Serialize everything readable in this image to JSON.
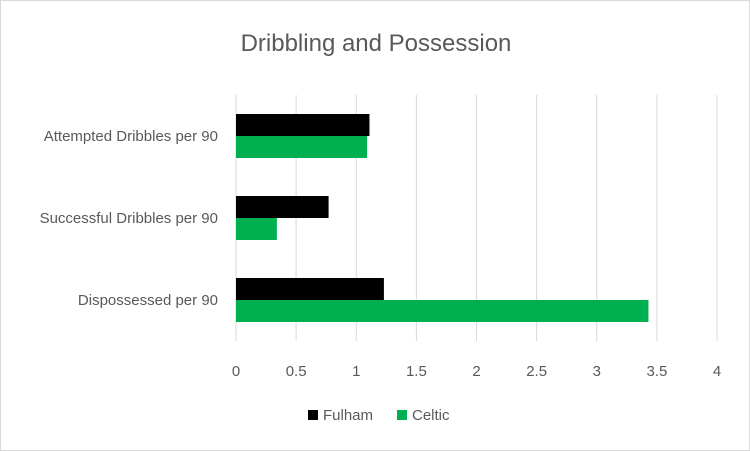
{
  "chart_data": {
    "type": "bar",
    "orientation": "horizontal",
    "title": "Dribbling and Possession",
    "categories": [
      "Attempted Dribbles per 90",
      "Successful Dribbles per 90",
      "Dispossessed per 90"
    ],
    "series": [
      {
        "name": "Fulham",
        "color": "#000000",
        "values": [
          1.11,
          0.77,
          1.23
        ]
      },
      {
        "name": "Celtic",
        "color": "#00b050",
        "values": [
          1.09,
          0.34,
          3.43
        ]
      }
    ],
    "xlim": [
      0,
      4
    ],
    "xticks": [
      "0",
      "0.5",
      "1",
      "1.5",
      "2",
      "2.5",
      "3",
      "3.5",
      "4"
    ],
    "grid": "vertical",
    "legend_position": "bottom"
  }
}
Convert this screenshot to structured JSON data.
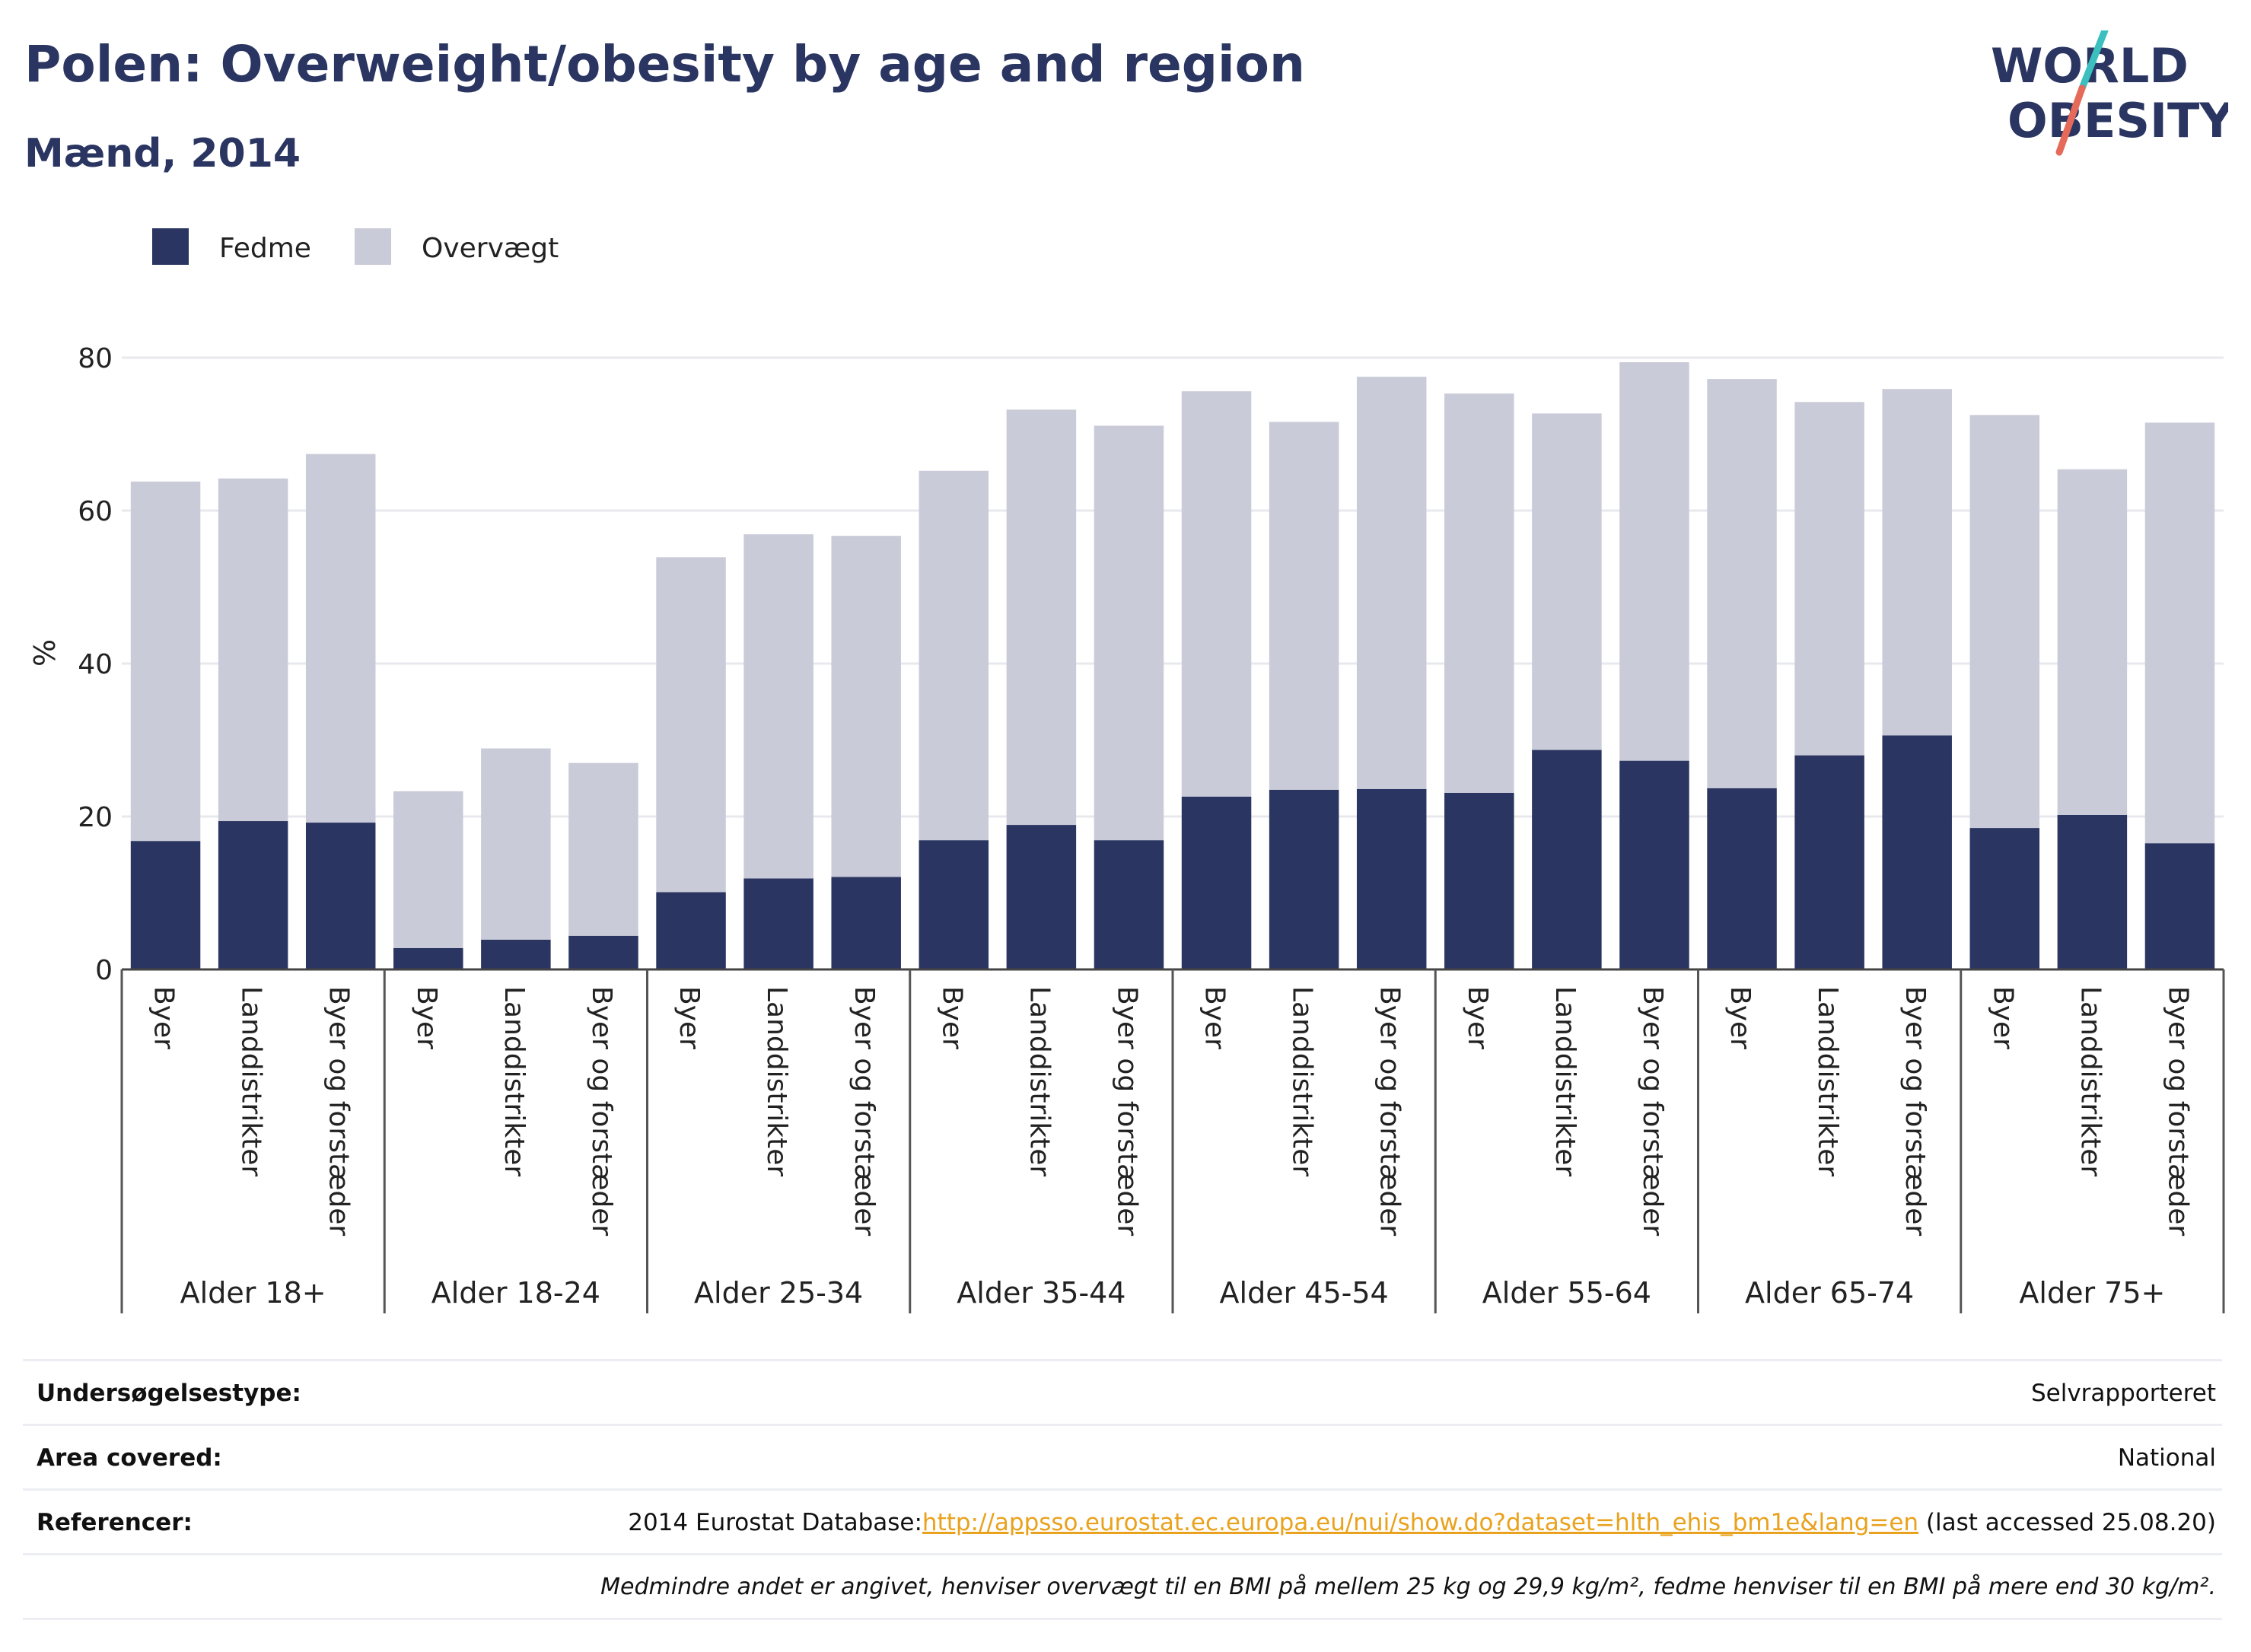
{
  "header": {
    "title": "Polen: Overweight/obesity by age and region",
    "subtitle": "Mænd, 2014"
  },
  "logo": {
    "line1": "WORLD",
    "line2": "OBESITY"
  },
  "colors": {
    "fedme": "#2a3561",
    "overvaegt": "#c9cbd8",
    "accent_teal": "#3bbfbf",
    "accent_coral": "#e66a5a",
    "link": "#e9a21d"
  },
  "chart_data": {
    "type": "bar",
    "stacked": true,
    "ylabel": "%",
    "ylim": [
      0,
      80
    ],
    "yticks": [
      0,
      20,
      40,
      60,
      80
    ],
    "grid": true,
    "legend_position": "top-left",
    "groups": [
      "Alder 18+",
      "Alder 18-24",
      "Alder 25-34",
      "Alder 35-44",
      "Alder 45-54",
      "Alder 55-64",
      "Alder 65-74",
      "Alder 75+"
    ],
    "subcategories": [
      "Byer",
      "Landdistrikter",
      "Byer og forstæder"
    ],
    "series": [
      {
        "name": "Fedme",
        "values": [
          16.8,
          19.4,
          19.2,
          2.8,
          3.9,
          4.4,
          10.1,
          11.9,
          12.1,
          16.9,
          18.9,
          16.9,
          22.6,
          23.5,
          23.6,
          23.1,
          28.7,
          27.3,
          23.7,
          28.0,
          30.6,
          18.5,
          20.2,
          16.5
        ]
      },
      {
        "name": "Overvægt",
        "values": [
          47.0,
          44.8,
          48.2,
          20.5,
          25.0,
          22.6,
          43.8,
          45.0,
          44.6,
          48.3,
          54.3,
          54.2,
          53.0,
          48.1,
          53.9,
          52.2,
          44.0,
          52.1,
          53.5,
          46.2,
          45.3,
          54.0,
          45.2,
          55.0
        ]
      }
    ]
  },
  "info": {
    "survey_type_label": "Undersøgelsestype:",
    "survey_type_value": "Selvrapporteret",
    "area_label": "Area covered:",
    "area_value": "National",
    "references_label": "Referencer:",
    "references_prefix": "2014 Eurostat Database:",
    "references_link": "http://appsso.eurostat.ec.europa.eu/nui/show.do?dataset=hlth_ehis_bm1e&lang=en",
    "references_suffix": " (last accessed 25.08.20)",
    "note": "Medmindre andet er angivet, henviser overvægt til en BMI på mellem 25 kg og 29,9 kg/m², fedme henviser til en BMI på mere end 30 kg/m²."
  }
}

Your objective:
Your answer should be a single number: the count of lines in the data that include the word "Dribbles".

Exercise result:
2